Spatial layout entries

-- BEGIN --

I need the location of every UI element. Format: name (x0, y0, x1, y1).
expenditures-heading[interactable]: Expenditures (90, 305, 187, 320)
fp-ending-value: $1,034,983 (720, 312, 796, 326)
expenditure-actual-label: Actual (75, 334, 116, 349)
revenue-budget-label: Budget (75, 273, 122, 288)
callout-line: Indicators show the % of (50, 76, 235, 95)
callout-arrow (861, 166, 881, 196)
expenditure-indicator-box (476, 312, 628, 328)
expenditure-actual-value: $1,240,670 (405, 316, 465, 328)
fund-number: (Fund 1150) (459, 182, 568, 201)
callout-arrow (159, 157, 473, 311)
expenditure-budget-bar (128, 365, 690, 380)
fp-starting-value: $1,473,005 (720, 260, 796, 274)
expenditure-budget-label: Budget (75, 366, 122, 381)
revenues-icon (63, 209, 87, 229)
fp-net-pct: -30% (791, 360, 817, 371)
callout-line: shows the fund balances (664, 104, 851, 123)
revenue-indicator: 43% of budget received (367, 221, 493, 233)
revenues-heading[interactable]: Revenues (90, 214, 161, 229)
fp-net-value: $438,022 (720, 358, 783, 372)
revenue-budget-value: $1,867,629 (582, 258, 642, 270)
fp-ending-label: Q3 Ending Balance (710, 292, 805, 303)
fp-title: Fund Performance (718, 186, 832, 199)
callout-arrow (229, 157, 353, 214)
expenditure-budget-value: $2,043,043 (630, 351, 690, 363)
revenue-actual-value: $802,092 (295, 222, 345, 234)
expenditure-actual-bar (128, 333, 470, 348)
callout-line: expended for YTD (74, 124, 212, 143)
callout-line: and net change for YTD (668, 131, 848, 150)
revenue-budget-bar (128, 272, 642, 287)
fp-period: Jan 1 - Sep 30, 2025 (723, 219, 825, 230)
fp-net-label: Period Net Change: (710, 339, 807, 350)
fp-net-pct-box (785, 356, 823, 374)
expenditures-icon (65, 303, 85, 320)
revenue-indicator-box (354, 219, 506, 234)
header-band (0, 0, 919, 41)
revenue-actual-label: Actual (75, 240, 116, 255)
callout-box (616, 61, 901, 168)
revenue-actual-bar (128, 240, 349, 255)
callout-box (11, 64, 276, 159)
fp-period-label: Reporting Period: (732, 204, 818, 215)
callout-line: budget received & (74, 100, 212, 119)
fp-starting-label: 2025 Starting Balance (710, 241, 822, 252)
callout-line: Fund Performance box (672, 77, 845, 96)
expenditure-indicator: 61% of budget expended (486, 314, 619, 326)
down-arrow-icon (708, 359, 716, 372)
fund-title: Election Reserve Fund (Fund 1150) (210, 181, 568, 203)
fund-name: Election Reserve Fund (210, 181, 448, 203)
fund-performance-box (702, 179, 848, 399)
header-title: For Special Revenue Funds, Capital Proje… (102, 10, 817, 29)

-- END --

Directions
Rewrite all the items above, putting "pointer-arrow" wherever "callout-arrow" appears and leaving everything else unchanged.

Task response
I need the location of every UI element. Format: name (x0, y0, x1, y1).
expenditures-heading[interactable]: Expenditures (90, 305, 187, 320)
fp-ending-value: $1,034,983 (720, 312, 796, 326)
expenditure-actual-label: Actual (75, 334, 116, 349)
revenue-budget-label: Budget (75, 273, 122, 288)
callout-line: Indicators show the % of (50, 76, 235, 95)
pointer-arrow (861, 166, 881, 196)
expenditure-indicator-box (476, 312, 628, 328)
expenditure-actual-value: $1,240,670 (405, 316, 465, 328)
fund-number: (Fund 1150) (459, 182, 568, 201)
pointer-arrow (159, 157, 473, 311)
expenditure-budget-bar (128, 365, 690, 380)
fp-starting-value: $1,473,005 (720, 260, 796, 274)
expenditure-budget-label: Budget (75, 366, 122, 381)
revenues-icon (63, 209, 87, 229)
fp-net-pct: -30% (791, 360, 817, 371)
callout-line: shows the fund balances (664, 104, 851, 123)
revenue-indicator: 43% of budget received (367, 221, 493, 233)
revenues-heading[interactable]: Revenues (90, 214, 161, 229)
fp-net-value: $438,022 (720, 358, 783, 372)
revenue-budget-value: $1,867,629 (582, 258, 642, 270)
fp-ending-label: Q3 Ending Balance (710, 292, 805, 303)
fp-title: Fund Performance (718, 186, 832, 199)
pointer-arrow (229, 157, 353, 214)
expenditure-budget-value: $2,043,043 (630, 351, 690, 363)
revenue-actual-value: $802,092 (295, 222, 345, 234)
expenditure-actual-bar (128, 333, 470, 348)
callout-line: expended for YTD (74, 124, 212, 143)
callout-line: and net change for YTD (668, 131, 848, 150)
revenue-budget-bar (128, 272, 642, 287)
fp-period: Jan 1 - Sep 30, 2025 (723, 219, 825, 230)
fp-net-label: Period Net Change: (710, 339, 807, 350)
fp-net-pct-box (785, 356, 823, 374)
expenditures-icon (65, 303, 85, 320)
revenue-indicator-box (354, 219, 506, 234)
header-band (0, 0, 919, 41)
revenue-actual-label: Actual (75, 240, 116, 255)
callout-box (616, 61, 901, 168)
revenue-actual-bar (128, 240, 349, 255)
callout-box (11, 64, 276, 159)
fp-period-label: Reporting Period: (732, 204, 818, 215)
callout-line: budget received & (74, 100, 212, 119)
fp-starting-label: 2025 Starting Balance (710, 241, 822, 252)
callout-line: Fund Performance box (672, 77, 845, 96)
expenditure-indicator: 61% of budget expended (486, 314, 619, 326)
down-arrow-icon (708, 359, 716, 372)
fund-title: Election Reserve Fund (Fund 1150) (210, 181, 568, 203)
fund-name: Election Reserve Fund (210, 181, 448, 203)
fund-performance-box (702, 179, 848, 399)
header-title: For Special Revenue Funds, Capital Proje… (102, 10, 817, 29)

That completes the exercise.